REQUIRED WORK:
Could you set down the records below exactly as they are, with no pictures?

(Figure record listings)
↓
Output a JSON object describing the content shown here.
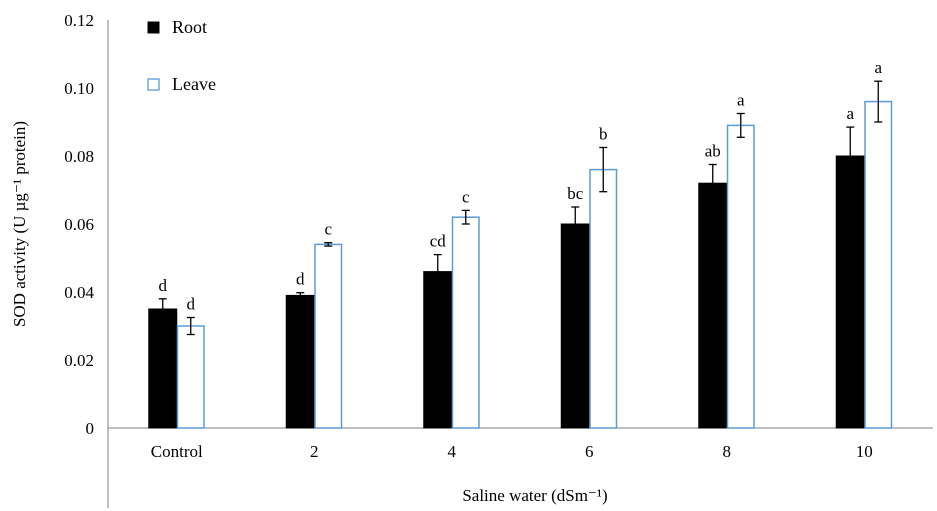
{
  "chart_data": {
    "type": "bar",
    "title": "",
    "xlabel": "Saline water (dSm⁻¹)",
    "ylabel": "SOD activity (U µg⁻¹ protein)",
    "ylim": [
      0,
      0.12
    ],
    "yticks": [
      0,
      0.02,
      0.04,
      0.06,
      0.08,
      0.1,
      0.12
    ],
    "ytick_labels": [
      "0",
      "0.02",
      "0.04",
      "0.06",
      "0.08",
      "0.10",
      "0.12"
    ],
    "categories": [
      "Control",
      "2",
      "4",
      "6",
      "8",
      "10"
    ],
    "legend_position": "top-left",
    "grid": false,
    "series": [
      {
        "name": "Root",
        "fill": "#000000",
        "stroke": "#000000",
        "values": [
          0.035,
          0.039,
          0.046,
          0.06,
          0.072,
          0.08
        ],
        "errors": [
          0.003,
          0.0008,
          0.005,
          0.005,
          0.0055,
          0.0085
        ],
        "letters": [
          "d",
          "d",
          "cd",
          "bc",
          "ab",
          "a"
        ]
      },
      {
        "name": "Leave",
        "fill": "#ffffff",
        "stroke": "#5b9bd5",
        "values": [
          0.03,
          0.054,
          0.062,
          0.076,
          0.089,
          0.096
        ],
        "errors": [
          0.0025,
          0.0005,
          0.002,
          0.0065,
          0.0035,
          0.006
        ],
        "letters": [
          "d",
          "c",
          "c",
          "b",
          "a",
          "a"
        ]
      }
    ]
  }
}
↑
FINISHED TASK:
Output a JSON object describing the content shown here.
{
  "chart_data": {
    "type": "bar",
    "title": "",
    "xlabel": "Saline water (dSm⁻¹)",
    "ylabel": "SOD activity (U µg⁻¹ protein)",
    "ylim": [
      0,
      0.12
    ],
    "yticks": [
      0,
      0.02,
      0.04,
      0.06,
      0.08,
      0.1,
      0.12
    ],
    "ytick_labels": [
      "0",
      "0.02",
      "0.04",
      "0.06",
      "0.08",
      "0.10",
      "0.12"
    ],
    "categories": [
      "Control",
      "2",
      "4",
      "6",
      "8",
      "10"
    ],
    "legend_position": "top-left",
    "grid": false,
    "series": [
      {
        "name": "Root",
        "fill": "#000000",
        "stroke": "#000000",
        "values": [
          0.035,
          0.039,
          0.046,
          0.06,
          0.072,
          0.08
        ],
        "errors": [
          0.003,
          0.0008,
          0.005,
          0.005,
          0.0055,
          0.0085
        ],
        "letters": [
          "d",
          "d",
          "cd",
          "bc",
          "ab",
          "a"
        ]
      },
      {
        "name": "Leave",
        "fill": "#ffffff",
        "stroke": "#5b9bd5",
        "values": [
          0.03,
          0.054,
          0.062,
          0.076,
          0.089,
          0.096
        ],
        "errors": [
          0.0025,
          0.0005,
          0.002,
          0.0065,
          0.0035,
          0.006
        ],
        "letters": [
          "d",
          "c",
          "c",
          "b",
          "a",
          "a"
        ]
      }
    ]
  }
}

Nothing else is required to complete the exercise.